-- Start --

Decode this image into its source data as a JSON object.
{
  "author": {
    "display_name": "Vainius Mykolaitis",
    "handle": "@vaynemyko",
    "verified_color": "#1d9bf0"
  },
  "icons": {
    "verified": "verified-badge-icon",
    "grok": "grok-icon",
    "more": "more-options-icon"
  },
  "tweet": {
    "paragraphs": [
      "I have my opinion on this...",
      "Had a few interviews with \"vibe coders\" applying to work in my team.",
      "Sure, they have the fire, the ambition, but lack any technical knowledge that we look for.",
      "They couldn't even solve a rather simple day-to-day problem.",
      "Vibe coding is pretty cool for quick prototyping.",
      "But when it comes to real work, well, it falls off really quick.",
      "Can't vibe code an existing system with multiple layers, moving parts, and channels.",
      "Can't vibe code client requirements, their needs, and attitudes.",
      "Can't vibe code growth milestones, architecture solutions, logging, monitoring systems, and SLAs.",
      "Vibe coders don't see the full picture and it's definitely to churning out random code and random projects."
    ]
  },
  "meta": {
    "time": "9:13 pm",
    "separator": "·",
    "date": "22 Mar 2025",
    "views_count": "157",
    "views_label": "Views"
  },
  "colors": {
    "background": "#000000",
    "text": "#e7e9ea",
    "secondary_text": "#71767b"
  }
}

-- End --

#### [Directions]
Looking at the records above, report how many lines contain the word "have". Answer with the number only.

#### [Solution below]
2